GOAL OF THE EXERCISE: Copy out each line that mentions the word "mientras".

SOURCE MATERIAL:
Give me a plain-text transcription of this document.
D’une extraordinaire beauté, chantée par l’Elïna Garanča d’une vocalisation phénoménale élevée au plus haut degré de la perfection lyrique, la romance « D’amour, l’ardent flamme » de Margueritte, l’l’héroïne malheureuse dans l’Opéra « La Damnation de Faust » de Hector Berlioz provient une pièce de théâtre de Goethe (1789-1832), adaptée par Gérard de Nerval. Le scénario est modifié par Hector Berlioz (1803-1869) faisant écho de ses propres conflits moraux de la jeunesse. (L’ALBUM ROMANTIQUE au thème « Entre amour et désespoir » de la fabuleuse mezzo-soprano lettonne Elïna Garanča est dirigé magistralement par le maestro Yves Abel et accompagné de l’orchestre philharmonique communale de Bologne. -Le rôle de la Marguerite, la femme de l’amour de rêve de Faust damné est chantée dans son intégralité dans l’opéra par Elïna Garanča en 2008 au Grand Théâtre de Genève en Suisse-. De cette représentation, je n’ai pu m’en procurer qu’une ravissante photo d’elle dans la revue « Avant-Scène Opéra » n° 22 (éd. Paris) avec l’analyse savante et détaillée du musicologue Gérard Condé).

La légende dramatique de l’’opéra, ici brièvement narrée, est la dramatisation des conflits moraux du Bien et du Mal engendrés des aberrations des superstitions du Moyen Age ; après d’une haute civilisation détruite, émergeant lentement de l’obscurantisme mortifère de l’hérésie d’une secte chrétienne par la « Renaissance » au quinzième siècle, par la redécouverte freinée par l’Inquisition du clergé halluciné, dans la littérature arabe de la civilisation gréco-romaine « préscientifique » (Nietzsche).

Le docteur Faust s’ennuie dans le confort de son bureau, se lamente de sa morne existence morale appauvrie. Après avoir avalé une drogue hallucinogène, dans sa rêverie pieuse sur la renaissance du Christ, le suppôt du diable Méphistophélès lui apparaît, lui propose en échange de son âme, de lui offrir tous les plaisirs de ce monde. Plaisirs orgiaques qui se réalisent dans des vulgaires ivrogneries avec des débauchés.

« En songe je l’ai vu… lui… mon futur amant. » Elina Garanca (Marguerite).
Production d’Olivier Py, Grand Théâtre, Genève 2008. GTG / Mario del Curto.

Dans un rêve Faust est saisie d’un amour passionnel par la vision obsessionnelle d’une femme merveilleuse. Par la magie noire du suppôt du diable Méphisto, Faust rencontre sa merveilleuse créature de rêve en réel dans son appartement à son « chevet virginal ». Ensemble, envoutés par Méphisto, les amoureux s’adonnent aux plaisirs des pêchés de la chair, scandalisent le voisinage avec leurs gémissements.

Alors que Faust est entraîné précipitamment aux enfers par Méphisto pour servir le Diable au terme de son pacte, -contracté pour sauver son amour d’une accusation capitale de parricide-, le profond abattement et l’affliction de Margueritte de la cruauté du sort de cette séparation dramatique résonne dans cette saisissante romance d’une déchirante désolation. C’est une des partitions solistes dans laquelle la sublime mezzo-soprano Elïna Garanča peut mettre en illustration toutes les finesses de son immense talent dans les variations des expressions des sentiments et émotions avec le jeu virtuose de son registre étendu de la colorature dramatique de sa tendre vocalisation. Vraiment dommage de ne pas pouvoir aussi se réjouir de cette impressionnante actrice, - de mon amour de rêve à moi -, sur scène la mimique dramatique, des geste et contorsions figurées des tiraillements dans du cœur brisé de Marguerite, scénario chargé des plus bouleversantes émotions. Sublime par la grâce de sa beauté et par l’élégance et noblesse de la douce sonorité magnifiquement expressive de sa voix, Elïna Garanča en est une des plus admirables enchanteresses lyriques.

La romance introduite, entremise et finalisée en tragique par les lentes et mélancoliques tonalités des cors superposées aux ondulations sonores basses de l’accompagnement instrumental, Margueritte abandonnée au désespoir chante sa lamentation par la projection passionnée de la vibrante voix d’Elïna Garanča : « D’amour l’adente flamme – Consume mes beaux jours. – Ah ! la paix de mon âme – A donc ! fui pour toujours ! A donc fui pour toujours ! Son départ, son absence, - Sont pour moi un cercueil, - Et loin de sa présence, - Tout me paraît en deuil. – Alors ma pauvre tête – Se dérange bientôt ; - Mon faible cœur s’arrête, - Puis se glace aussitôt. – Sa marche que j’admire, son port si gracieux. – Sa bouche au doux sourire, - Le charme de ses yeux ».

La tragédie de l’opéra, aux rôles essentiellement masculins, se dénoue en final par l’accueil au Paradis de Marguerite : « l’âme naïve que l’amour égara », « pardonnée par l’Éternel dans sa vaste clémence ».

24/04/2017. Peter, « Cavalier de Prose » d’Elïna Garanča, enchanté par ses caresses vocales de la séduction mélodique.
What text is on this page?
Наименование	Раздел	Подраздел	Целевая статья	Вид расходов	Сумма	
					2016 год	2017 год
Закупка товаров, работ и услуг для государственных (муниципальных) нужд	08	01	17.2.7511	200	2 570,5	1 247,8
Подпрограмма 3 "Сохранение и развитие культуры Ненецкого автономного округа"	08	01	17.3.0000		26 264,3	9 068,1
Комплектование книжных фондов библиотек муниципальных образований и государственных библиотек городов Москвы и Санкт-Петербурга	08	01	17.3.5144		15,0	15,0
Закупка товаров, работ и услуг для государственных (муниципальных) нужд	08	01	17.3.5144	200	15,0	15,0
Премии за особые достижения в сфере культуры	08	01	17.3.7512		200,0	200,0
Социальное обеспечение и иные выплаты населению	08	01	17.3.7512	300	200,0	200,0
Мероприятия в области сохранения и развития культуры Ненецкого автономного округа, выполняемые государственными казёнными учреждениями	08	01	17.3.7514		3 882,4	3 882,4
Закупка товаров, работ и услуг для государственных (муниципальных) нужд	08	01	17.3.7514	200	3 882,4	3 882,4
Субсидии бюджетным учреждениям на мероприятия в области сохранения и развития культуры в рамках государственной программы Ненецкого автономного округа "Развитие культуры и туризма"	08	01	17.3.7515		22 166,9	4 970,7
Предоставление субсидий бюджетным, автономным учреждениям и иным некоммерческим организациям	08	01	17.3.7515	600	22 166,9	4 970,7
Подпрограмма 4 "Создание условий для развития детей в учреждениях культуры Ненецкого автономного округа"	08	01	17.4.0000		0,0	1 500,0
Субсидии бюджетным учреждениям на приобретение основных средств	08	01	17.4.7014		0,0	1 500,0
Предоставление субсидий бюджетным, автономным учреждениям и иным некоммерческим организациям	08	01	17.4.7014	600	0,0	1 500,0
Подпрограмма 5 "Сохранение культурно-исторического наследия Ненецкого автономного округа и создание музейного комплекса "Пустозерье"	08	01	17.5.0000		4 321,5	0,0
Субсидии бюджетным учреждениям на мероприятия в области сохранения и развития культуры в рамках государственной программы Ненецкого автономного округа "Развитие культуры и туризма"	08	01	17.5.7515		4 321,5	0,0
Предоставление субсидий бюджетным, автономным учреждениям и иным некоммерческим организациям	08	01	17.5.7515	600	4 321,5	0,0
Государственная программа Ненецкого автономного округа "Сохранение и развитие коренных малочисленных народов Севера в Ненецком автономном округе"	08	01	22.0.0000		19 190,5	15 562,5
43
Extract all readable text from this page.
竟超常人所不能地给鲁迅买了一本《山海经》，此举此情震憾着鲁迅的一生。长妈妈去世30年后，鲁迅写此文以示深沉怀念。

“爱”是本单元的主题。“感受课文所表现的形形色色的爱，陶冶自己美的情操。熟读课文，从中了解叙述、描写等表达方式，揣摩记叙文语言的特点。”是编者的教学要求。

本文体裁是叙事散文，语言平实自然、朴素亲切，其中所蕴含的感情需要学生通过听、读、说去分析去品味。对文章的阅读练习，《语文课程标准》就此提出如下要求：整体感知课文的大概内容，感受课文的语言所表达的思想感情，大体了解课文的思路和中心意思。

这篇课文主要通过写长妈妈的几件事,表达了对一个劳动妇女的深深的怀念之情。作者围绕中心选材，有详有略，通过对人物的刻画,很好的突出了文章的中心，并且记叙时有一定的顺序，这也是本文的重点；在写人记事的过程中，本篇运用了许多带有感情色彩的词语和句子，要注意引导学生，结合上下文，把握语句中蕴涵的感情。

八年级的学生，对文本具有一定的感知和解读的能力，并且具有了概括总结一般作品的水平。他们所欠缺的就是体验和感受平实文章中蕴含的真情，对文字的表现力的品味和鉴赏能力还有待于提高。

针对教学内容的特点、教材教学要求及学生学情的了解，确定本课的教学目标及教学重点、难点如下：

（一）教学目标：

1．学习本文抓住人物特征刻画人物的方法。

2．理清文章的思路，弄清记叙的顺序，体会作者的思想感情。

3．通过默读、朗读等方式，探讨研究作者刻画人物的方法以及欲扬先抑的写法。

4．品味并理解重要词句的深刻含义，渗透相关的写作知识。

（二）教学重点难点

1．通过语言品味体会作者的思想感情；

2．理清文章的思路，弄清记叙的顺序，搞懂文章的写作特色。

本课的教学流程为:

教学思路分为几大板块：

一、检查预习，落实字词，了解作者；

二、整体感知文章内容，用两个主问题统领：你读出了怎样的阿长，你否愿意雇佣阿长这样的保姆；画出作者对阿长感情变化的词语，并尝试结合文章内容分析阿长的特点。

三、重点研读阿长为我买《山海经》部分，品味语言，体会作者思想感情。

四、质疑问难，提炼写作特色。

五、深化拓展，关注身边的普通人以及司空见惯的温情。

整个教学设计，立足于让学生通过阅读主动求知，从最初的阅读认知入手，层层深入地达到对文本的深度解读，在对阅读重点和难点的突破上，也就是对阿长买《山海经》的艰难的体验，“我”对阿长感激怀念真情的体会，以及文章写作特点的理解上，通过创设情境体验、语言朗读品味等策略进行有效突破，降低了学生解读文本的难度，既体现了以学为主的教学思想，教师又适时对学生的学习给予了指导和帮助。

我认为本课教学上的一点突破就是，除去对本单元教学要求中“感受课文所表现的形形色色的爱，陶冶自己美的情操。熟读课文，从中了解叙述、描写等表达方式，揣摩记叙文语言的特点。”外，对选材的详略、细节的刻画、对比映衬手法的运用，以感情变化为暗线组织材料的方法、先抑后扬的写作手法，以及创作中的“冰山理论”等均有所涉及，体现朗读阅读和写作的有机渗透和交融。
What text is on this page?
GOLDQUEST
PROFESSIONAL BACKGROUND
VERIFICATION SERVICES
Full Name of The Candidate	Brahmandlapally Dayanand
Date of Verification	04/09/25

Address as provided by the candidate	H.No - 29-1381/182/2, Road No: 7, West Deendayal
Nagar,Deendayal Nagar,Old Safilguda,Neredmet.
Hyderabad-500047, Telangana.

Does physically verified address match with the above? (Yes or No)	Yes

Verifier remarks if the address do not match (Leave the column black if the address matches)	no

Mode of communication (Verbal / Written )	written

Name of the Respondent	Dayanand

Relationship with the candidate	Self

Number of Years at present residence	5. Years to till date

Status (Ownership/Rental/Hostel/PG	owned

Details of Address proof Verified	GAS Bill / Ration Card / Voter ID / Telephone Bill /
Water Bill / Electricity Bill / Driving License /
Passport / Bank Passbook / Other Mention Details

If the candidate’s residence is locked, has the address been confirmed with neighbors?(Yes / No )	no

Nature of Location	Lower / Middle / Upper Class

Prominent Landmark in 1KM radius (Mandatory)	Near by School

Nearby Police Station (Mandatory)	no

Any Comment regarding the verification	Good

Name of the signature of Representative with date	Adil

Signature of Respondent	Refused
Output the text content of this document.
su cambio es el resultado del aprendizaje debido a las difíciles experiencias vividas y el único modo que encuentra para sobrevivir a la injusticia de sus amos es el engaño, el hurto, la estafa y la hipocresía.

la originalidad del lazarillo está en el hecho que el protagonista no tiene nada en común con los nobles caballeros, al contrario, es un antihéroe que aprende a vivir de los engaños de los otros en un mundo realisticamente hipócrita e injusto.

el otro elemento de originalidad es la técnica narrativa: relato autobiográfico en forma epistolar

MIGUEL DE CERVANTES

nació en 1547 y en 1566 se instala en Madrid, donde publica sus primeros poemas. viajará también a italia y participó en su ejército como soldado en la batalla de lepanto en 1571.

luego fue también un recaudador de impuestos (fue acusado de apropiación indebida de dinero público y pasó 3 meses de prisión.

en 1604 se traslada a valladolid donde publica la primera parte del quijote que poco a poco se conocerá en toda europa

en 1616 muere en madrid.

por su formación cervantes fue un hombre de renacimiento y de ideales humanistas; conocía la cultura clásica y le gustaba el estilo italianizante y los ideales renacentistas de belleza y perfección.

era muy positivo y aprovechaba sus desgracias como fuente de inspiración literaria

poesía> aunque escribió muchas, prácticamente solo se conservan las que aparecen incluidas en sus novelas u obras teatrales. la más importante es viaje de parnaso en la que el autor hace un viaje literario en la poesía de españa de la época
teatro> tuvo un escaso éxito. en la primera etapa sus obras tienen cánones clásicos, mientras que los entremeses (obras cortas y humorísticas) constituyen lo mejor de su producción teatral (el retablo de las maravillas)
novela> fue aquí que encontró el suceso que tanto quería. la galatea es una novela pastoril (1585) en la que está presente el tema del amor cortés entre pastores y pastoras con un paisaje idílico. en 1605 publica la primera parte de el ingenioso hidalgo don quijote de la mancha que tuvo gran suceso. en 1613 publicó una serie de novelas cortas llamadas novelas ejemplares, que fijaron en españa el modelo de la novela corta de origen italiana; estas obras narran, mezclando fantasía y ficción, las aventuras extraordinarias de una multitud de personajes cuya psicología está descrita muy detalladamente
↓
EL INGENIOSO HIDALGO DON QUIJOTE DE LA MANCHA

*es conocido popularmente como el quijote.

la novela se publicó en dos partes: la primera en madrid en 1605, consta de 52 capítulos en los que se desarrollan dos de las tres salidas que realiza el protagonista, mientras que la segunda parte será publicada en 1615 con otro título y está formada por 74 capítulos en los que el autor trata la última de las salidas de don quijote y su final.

FULL OUTPUT:
teatro> tuvo un escaso éxito. en la primera etapa sus obras tienen cánones clásicos, mientras que los entremeses (obras cortas y humorísticas) constituyen lo mejor de su producción teatral (el retablo de las maravillas)
la novela se publicó en dos partes: la primera en madrid en 1605, consta de 52 capítulos en los que se desarrollan dos de las tres salidas que realiza el protagonista, mientras que la segunda parte será publicada en 1615 con otro título y está formada por 74 capítulos en los que el autor trata la última de las salidas de don quijote y su final.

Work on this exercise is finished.